What to work on. Print what the records say exactly, and omit the pictures.

Source information.
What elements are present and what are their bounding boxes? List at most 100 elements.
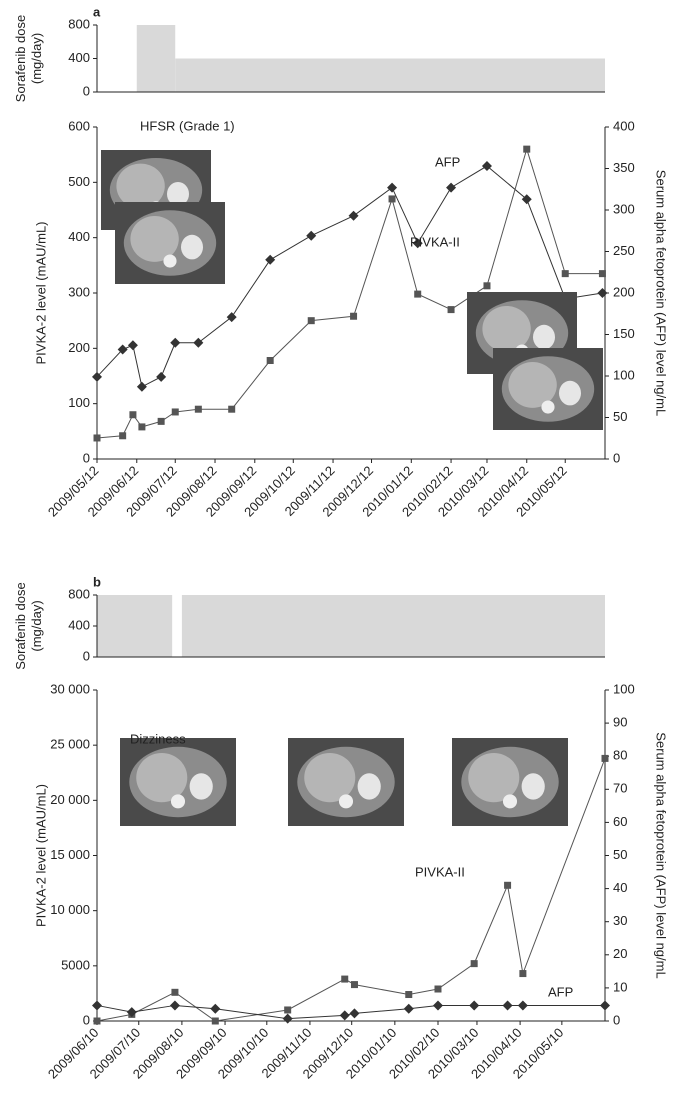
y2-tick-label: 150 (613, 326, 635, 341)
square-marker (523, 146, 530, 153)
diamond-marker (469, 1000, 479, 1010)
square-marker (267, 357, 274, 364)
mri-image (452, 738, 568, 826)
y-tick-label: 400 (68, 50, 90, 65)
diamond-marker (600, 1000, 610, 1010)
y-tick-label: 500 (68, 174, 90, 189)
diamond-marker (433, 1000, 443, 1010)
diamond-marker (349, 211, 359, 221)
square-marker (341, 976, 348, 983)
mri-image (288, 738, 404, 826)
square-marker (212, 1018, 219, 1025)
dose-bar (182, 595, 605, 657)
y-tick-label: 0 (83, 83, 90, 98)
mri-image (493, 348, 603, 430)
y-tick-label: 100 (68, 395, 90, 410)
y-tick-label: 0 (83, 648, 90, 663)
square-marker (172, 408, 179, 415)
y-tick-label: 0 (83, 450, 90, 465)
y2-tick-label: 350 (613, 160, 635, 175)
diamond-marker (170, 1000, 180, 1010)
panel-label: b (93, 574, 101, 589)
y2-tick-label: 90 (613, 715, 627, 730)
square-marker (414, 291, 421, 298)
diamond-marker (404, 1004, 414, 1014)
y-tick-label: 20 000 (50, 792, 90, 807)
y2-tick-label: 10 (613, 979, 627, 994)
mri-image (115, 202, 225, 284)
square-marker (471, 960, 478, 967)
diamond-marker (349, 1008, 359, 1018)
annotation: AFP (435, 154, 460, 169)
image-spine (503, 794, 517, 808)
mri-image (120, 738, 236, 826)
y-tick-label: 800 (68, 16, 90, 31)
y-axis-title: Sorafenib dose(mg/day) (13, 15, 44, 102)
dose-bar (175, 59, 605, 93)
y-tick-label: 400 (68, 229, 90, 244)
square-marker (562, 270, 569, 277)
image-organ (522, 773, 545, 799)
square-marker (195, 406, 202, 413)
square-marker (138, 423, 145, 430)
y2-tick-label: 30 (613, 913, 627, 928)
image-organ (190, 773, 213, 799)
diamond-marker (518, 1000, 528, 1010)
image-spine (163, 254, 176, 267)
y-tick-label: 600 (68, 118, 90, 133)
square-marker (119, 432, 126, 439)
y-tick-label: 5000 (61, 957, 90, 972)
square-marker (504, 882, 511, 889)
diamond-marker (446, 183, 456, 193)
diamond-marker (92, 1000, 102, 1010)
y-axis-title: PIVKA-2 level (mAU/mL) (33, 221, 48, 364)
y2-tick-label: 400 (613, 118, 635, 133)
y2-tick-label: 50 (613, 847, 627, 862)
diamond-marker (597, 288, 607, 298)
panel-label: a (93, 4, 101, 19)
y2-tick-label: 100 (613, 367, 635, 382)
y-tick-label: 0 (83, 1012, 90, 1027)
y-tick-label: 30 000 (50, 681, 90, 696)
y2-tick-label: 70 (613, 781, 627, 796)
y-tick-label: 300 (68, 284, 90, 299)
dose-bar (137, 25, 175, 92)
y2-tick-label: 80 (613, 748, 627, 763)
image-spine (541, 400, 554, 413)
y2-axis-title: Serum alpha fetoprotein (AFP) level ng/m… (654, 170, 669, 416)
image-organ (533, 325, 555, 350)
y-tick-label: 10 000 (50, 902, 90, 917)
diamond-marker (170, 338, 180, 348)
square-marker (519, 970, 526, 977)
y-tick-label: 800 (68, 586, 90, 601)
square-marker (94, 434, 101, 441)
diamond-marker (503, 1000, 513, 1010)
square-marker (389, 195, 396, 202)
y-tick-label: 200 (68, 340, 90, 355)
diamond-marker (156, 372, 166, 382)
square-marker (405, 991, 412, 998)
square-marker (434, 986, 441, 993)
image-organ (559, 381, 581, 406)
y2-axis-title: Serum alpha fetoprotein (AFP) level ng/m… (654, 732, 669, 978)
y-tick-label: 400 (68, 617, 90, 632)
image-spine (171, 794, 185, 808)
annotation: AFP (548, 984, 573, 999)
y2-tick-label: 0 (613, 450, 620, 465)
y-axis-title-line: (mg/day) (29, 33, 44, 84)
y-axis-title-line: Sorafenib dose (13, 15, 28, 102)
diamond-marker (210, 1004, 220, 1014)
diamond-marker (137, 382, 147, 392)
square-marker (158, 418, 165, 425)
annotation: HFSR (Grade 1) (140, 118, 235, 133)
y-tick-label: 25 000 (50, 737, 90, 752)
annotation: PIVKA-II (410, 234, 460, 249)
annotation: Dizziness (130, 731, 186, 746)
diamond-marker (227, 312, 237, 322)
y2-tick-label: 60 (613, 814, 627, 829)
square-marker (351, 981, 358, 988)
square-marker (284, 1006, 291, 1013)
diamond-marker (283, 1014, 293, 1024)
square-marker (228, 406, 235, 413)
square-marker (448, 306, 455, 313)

Task solution.
What elements are present and what are their bounding boxes? List at most 100 elements.
y2-tick-label: 150 (613, 326, 635, 341)
square-marker (523, 146, 530, 153)
diamond-marker (469, 1000, 479, 1010)
square-marker (267, 357, 274, 364)
mri-image (452, 738, 568, 826)
y-tick-label: 400 (68, 50, 90, 65)
diamond-marker (600, 1000, 610, 1010)
y-tick-label: 500 (68, 174, 90, 189)
diamond-marker (433, 1000, 443, 1010)
diamond-marker (349, 211, 359, 221)
square-marker (341, 976, 348, 983)
mri-image (288, 738, 404, 826)
square-marker (212, 1018, 219, 1025)
dose-bar (182, 595, 605, 657)
y-tick-label: 0 (83, 83, 90, 98)
mri-image (493, 348, 603, 430)
y-tick-label: 100 (68, 395, 90, 410)
y-tick-label: 0 (83, 648, 90, 663)
square-marker (172, 408, 179, 415)
y-tick-label: 0 (83, 450, 90, 465)
y2-tick-label: 350 (613, 160, 635, 175)
diamond-marker (170, 1000, 180, 1010)
panel-label: b (93, 574, 101, 589)
y2-tick-label: 90 (613, 715, 627, 730)
square-marker (414, 291, 421, 298)
diamond-marker (404, 1004, 414, 1014)
y-tick-label: 20 000 (50, 792, 90, 807)
y2-tick-label: 10 (613, 979, 627, 994)
mri-image (115, 202, 225, 284)
square-marker (471, 960, 478, 967)
diamond-marker (349, 1008, 359, 1018)
annotation: AFP (435, 154, 460, 169)
image-spine (503, 794, 517, 808)
mri-image (120, 738, 236, 826)
y-tick-label: 800 (68, 16, 90, 31)
y-axis-title: Sorafenib dose(mg/day) (13, 15, 44, 102)
dose-bar (175, 59, 605, 93)
y-tick-label: 400 (68, 229, 90, 244)
square-marker (562, 270, 569, 277)
image-organ (522, 773, 545, 799)
square-marker (195, 406, 202, 413)
square-marker (138, 423, 145, 430)
y2-tick-label: 30 (613, 913, 627, 928)
image-organ (190, 773, 213, 799)
diamond-marker (518, 1000, 528, 1010)
image-spine (163, 254, 176, 267)
y-tick-label: 600 (68, 118, 90, 133)
square-marker (119, 432, 126, 439)
y-tick-label: 5000 (61, 957, 90, 972)
square-marker (504, 882, 511, 889)
diamond-marker (446, 183, 456, 193)
diamond-marker (92, 1000, 102, 1010)
y-axis-title: PIVKA-2 level (mAU/mL) (33, 221, 48, 364)
y2-tick-label: 400 (613, 118, 635, 133)
y2-tick-label: 50 (613, 847, 627, 862)
diamond-marker (597, 288, 607, 298)
panel-label: a (93, 4, 101, 19)
y2-tick-label: 100 (613, 367, 635, 382)
y-tick-label: 0 (83, 1012, 90, 1027)
y-tick-label: 30 000 (50, 681, 90, 696)
y2-tick-label: 70 (613, 781, 627, 796)
y-tick-label: 300 (68, 284, 90, 299)
dose-bar (137, 25, 175, 92)
y2-tick-label: 80 (613, 748, 627, 763)
image-spine (541, 400, 554, 413)
y2-axis-title: Serum alpha fetoprotein (AFP) level ng/m… (654, 170, 669, 416)
image-organ (533, 325, 555, 350)
y-tick-label: 10 000 (50, 902, 90, 917)
diamond-marker (170, 338, 180, 348)
square-marker (519, 970, 526, 977)
y-tick-label: 800 (68, 586, 90, 601)
square-marker (94, 434, 101, 441)
diamond-marker (503, 1000, 513, 1010)
square-marker (389, 195, 396, 202)
y-tick-label: 200 (68, 340, 90, 355)
diamond-marker (156, 372, 166, 382)
square-marker (405, 991, 412, 998)
square-marker (434, 986, 441, 993)
image-organ (559, 381, 581, 406)
y2-axis-title: Serum alpha fetoprotein (AFP) level ng/m… (654, 732, 669, 978)
y-tick-label: 400 (68, 617, 90, 632)
image-spine (171, 794, 185, 808)
annotation: AFP (548, 984, 573, 999)
y2-tick-label: 0 (613, 450, 620, 465)
y-axis-title-line: (mg/day) (29, 33, 44, 84)
y-axis-title-line: Sorafenib dose (13, 15, 28, 102)
diamond-marker (210, 1004, 220, 1014)
diamond-marker (137, 382, 147, 392)
square-marker (158, 418, 165, 425)
annotation: HFSR (Grade 1) (140, 118, 235, 133)
y-tick-label: 25 000 (50, 737, 90, 752)
annotation: PIVKA-II (410, 234, 460, 249)
annotation: Dizziness (130, 731, 186, 746)
diamond-marker (227, 312, 237, 322)
y2-tick-label: 60 (613, 814, 627, 829)
square-marker (351, 981, 358, 988)
square-marker (284, 1006, 291, 1013)
diamond-marker (283, 1014, 293, 1024)
square-marker (228, 406, 235, 413)
square-marker (448, 306, 455, 313)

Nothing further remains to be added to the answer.